- PROBLEM TO SOLVE
Every line that includes the word "alpha" is to be listed.

Dataset entries on figures
● ● ● ● ●

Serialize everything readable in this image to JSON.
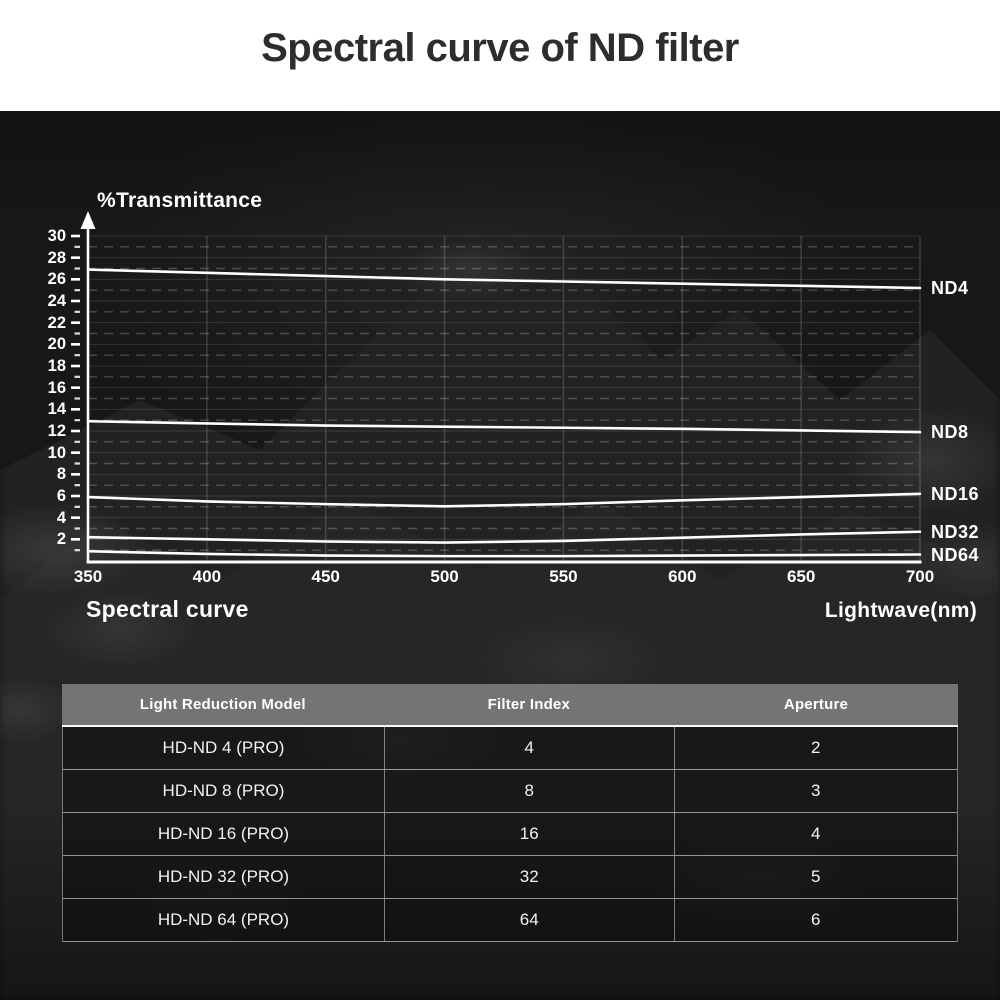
{
  "title": "Spectral curve of ND filter",
  "chart": {
    "y_axis_title": "%Transmittance",
    "x_axis_title": "Lightwave(nm)",
    "caption": "Spectral curve"
  },
  "chart_data": {
    "type": "line",
    "title": "Spectral curve of ND filter",
    "xlabel": "Lightwave(nm)",
    "ylabel": "%Transmittance",
    "x": [
      350,
      400,
      450,
      500,
      550,
      600,
      650,
      700
    ],
    "xlim": [
      350,
      700
    ],
    "ylim": [
      0,
      30
    ],
    "x_ticks": [
      350,
      400,
      450,
      500,
      550,
      600,
      650,
      700
    ],
    "y_ticks_labeled": [
      2,
      4,
      6,
      8,
      10,
      12,
      14,
      16,
      18,
      20,
      22,
      24,
      26,
      28,
      30
    ],
    "grid": {
      "horizontal_solid_at_even_values": true,
      "horizontal_dashed_at_odd_values": true,
      "vertical_at": [
        400,
        450,
        500,
        550,
        600,
        650,
        700
      ]
    },
    "legend_position": "labels at right end of each line",
    "series": [
      {
        "name": "ND4",
        "values": [
          26.9,
          26.6,
          26.3,
          26.0,
          25.8,
          25.6,
          25.4,
          25.2
        ]
      },
      {
        "name": "ND8",
        "values": [
          12.9,
          12.7,
          12.5,
          12.4,
          12.3,
          12.2,
          12.05,
          11.9
        ]
      },
      {
        "name": "ND16",
        "values": [
          5.9,
          5.5,
          5.25,
          5.05,
          5.25,
          5.6,
          5.9,
          6.2
        ]
      },
      {
        "name": "ND32",
        "values": [
          2.2,
          2.0,
          1.8,
          1.7,
          1.85,
          2.15,
          2.45,
          2.7
        ]
      },
      {
        "name": "ND64",
        "values": [
          0.9,
          0.65,
          0.5,
          0.45,
          0.45,
          0.5,
          0.55,
          0.6
        ]
      }
    ]
  },
  "table": {
    "headers": [
      "Light Reduction Model",
      "Filter Index",
      "Aperture"
    ],
    "rows": [
      [
        "HD-ND 4 (PRO)",
        "4",
        "2"
      ],
      [
        "HD-ND 8 (PRO)",
        "8",
        "3"
      ],
      [
        "HD-ND 16 (PRO)",
        "16",
        "4"
      ],
      [
        "HD-ND 32 (PRO)",
        "32",
        "5"
      ],
      [
        "HD-ND 64 (PRO)",
        "64",
        "6"
      ]
    ]
  },
  "colors": {
    "title_band": "#ffffff",
    "title_text": "#2d2d2d",
    "background": "#171717",
    "curve": "#ffffff",
    "table_header_bg": "#747474",
    "table_text": "#f2f2f2"
  }
}
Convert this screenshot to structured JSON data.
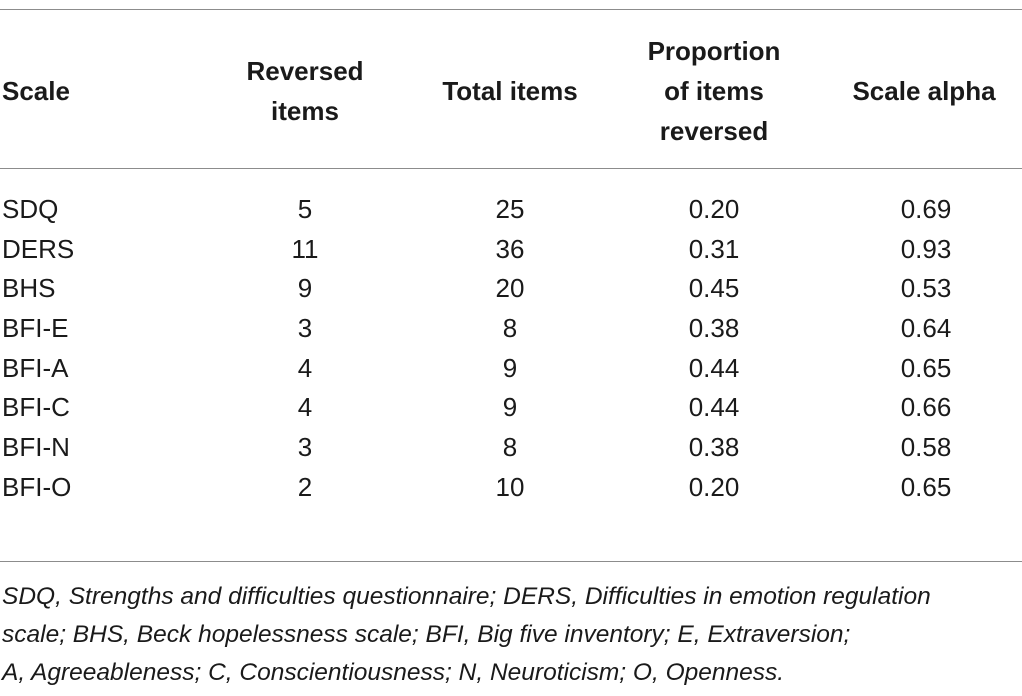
{
  "table": {
    "headers": {
      "scale": "Scale",
      "reversed": [
        "Reversed",
        "items"
      ],
      "total": "Total items",
      "proportion": [
        "Proportion",
        "of items",
        "reversed"
      ],
      "alpha": "Scale alpha"
    },
    "rows": [
      {
        "scale": "SDQ",
        "reversed": "5",
        "total": "25",
        "proportion": "0.20",
        "alpha": "0.69"
      },
      {
        "scale": "DERS",
        "reversed": "11",
        "total": "36",
        "proportion": "0.31",
        "alpha": "0.93"
      },
      {
        "scale": "BHS",
        "reversed": "9",
        "total": "20",
        "proportion": "0.45",
        "alpha": "0.53"
      },
      {
        "scale": "BFI-E",
        "reversed": "3",
        "total": "8",
        "proportion": "0.38",
        "alpha": "0.64"
      },
      {
        "scale": "BFI-A",
        "reversed": "4",
        "total": "9",
        "proportion": "0.44",
        "alpha": "0.65"
      },
      {
        "scale": "BFI-C",
        "reversed": "4",
        "total": "9",
        "proportion": "0.44",
        "alpha": "0.66"
      },
      {
        "scale": "BFI-N",
        "reversed": "3",
        "total": "8",
        "proportion": "0.38",
        "alpha": "0.58"
      },
      {
        "scale": "BFI-O",
        "reversed": "2",
        "total": "10",
        "proportion": "0.20",
        "alpha": "0.65"
      }
    ]
  },
  "footnote": {
    "lines": [
      "SDQ, Strengths and difficulties questionnaire; DERS, Difficulties in emotion regulation",
      "scale; BHS, Beck hopelessness scale; BFI, Big five inventory; E, Extraversion;",
      "A, Agreeableness; C, Conscientiousness; N, Neuroticism; O, Openness."
    ]
  }
}
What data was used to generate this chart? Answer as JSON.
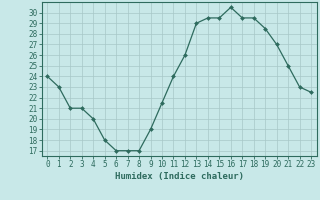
{
  "x": [
    0,
    1,
    2,
    3,
    4,
    5,
    6,
    7,
    8,
    9,
    10,
    11,
    12,
    13,
    14,
    15,
    16,
    17,
    18,
    19,
    20,
    21,
    22,
    23
  ],
  "y": [
    24,
    23,
    21,
    21,
    20,
    18,
    17,
    17,
    17,
    19,
    21.5,
    24,
    26,
    29,
    29.5,
    29.5,
    30.5,
    29.5,
    29.5,
    28.5,
    27,
    25,
    23,
    22.5
  ],
  "line_color": "#2e6b5e",
  "marker_color": "#2e6b5e",
  "bg_color": "#c8e8e8",
  "grid_color": "#a8c8c8",
  "xlabel": "Humidex (Indice chaleur)",
  "xlim": [
    -0.5,
    23.5
  ],
  "ylim": [
    16.5,
    31
  ],
  "yticks": [
    17,
    18,
    19,
    20,
    21,
    22,
    23,
    24,
    25,
    26,
    27,
    28,
    29,
    30
  ],
  "xticks": [
    0,
    1,
    2,
    3,
    4,
    5,
    6,
    7,
    8,
    9,
    10,
    11,
    12,
    13,
    14,
    15,
    16,
    17,
    18,
    19,
    20,
    21,
    22,
    23
  ],
  "label_fontsize": 6.5,
  "tick_fontsize": 5.5
}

● ● ● ● ●

- EXERCISE OUTPUT
      "alpha": "Scale alpha"
        "alpha": "0.69"
        "alpha": "0.93"
        "alpha": "0.53"
        "alpha": "0.64"
        "alpha": "0.65"
        "alpha": "0.66"
        "alpha": "0.58"
        "alpha": "0.65"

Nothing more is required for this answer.